*Supplied data*
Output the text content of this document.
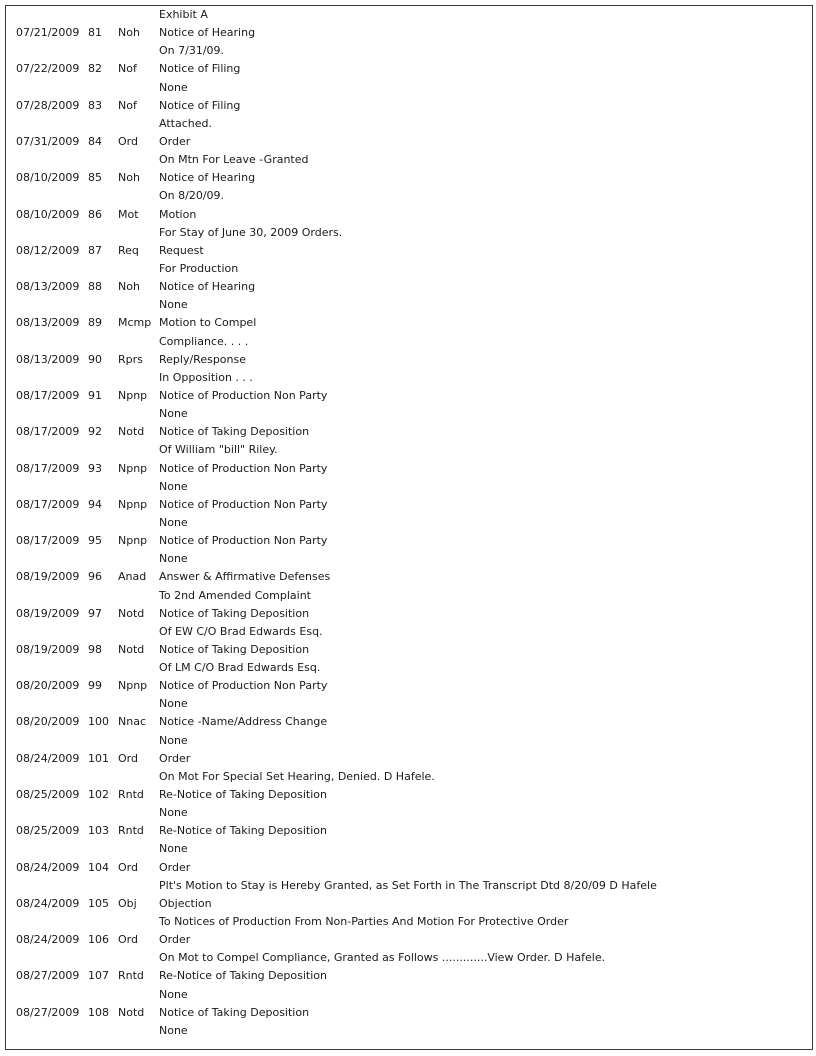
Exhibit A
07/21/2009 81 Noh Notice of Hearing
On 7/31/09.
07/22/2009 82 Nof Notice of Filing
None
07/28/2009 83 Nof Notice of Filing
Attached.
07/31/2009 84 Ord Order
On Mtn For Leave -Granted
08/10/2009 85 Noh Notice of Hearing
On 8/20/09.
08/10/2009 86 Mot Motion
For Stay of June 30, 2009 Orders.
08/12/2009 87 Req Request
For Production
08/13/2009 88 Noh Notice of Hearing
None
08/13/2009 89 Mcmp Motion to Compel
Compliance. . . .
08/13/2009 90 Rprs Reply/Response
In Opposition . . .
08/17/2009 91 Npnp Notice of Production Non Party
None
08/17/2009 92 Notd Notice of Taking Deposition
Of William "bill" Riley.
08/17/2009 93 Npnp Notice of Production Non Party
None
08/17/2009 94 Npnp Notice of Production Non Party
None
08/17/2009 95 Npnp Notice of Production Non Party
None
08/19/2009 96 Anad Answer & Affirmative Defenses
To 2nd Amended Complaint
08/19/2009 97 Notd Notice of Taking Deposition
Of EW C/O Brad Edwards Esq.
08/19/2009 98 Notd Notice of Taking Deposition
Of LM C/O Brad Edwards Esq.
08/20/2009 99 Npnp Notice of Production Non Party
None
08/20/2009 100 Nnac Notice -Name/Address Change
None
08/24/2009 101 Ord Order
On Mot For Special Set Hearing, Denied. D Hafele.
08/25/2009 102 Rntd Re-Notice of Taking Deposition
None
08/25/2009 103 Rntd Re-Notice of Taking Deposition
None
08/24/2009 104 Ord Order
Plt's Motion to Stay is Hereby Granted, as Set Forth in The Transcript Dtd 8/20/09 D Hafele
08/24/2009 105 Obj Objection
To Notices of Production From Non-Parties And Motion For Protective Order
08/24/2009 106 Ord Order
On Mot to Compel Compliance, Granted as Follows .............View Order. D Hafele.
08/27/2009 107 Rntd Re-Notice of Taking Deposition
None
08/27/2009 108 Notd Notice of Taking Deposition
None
* * *
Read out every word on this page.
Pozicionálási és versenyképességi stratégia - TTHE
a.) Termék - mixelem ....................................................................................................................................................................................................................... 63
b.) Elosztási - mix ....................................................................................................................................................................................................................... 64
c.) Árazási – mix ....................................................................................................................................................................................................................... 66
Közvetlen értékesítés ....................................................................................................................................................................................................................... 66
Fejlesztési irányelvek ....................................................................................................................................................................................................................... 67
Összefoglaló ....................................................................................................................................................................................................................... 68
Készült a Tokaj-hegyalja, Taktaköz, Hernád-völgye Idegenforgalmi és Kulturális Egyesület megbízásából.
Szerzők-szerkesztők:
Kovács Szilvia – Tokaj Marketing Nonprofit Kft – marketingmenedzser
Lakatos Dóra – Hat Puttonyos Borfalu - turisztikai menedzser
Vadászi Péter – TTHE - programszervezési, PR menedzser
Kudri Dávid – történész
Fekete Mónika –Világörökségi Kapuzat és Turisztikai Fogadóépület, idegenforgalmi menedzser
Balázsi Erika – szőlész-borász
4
...
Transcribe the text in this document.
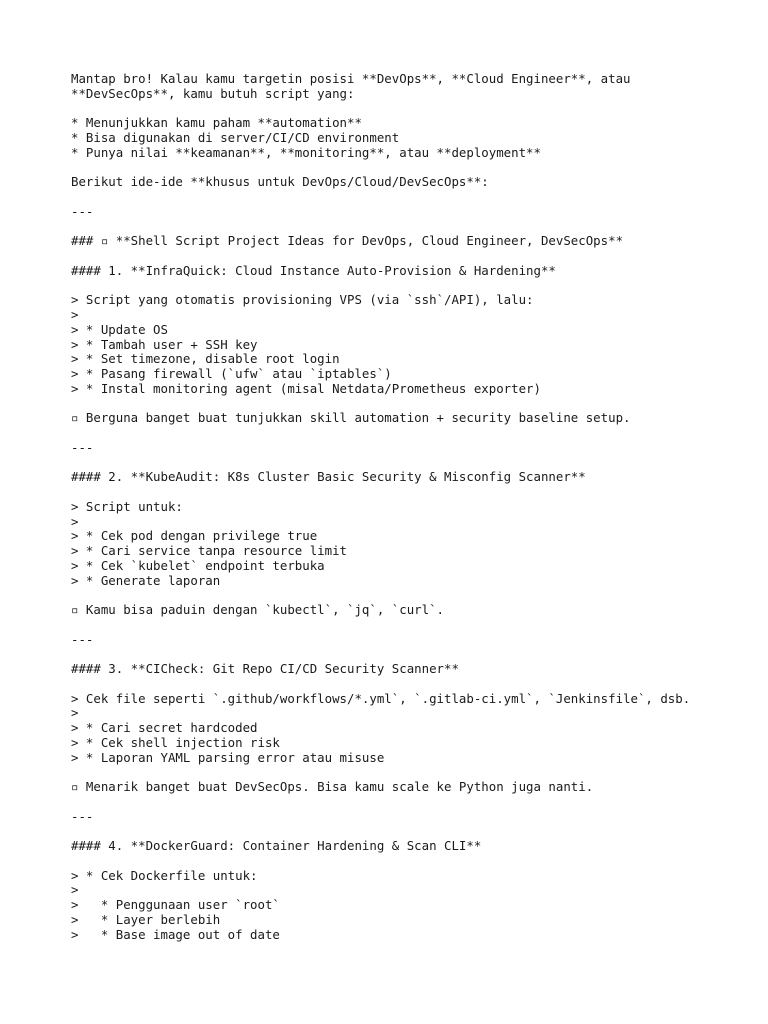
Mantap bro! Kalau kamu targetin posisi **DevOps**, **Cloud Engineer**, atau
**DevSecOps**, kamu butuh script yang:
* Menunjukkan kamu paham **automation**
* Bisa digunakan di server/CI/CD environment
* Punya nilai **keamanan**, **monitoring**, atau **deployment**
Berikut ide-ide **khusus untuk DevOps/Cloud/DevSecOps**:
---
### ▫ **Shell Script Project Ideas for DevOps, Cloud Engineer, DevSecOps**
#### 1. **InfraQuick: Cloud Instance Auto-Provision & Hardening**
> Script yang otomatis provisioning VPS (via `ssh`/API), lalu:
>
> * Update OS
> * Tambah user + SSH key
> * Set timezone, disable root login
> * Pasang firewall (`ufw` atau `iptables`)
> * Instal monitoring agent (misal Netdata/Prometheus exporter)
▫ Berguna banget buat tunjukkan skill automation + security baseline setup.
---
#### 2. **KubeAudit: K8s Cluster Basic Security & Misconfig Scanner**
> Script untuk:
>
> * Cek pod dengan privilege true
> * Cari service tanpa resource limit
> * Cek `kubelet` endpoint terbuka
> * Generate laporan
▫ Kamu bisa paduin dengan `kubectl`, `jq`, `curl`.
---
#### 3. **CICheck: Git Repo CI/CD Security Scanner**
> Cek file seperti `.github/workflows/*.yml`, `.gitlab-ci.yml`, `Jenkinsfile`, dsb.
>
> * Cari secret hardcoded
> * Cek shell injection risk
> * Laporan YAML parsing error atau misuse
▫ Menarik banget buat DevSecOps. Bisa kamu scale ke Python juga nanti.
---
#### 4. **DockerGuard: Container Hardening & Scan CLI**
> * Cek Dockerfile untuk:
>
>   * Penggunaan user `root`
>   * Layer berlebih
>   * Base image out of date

*Work instructions*
Only lines with the word "Notd" are wanted, so copy each one from the records.

*Finished task*
08/17/2009 92 Notd Notice of Taking Deposition
08/19/2009 97 Notd Notice of Taking Deposition
08/19/2009 98 Notd Notice of Taking Deposition
08/27/2009 108 Notd Notice of Taking Deposition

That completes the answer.